(Records excerpted from a collection)
★ ★ ★

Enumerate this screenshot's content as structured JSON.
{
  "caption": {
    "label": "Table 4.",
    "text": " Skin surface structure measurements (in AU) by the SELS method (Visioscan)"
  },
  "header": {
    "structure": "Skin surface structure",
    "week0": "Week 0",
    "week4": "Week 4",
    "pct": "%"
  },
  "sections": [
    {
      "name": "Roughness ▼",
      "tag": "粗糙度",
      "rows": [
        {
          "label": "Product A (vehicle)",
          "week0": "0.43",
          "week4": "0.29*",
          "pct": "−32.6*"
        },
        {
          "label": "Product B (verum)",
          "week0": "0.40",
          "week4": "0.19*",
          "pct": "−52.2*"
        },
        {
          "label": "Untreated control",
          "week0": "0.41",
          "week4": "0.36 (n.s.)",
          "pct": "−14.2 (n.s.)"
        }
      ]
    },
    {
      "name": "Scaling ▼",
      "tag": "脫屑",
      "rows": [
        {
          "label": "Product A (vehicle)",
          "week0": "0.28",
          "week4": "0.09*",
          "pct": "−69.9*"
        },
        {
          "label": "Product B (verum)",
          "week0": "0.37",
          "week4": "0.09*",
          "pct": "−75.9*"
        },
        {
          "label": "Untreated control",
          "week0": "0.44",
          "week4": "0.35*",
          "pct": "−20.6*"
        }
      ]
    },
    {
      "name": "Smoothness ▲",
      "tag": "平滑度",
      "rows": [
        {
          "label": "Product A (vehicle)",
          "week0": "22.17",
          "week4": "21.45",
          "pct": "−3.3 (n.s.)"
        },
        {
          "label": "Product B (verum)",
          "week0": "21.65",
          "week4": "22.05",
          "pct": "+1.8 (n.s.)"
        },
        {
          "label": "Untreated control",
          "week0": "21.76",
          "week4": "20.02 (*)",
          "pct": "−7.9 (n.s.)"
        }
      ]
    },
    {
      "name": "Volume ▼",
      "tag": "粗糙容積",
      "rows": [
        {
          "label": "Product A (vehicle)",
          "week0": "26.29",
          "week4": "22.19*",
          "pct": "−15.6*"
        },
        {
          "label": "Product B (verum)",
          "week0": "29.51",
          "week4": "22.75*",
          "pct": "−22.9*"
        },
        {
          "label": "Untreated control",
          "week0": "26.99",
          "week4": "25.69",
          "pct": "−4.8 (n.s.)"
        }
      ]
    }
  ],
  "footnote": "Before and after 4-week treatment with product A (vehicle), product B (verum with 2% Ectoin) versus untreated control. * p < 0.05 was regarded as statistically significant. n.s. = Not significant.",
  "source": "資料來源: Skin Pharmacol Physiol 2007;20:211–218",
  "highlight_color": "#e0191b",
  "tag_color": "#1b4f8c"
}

★ ★ ★

§ **What is expected**: Identify the lines that hold the word "name". Copy every one of them.

§ **Response for this exercise**:
      "name": "Roughness ▼",
      "name": "Scaling ▼",
      "name": "Smoothness ▲",
      "name": "Volume ▼",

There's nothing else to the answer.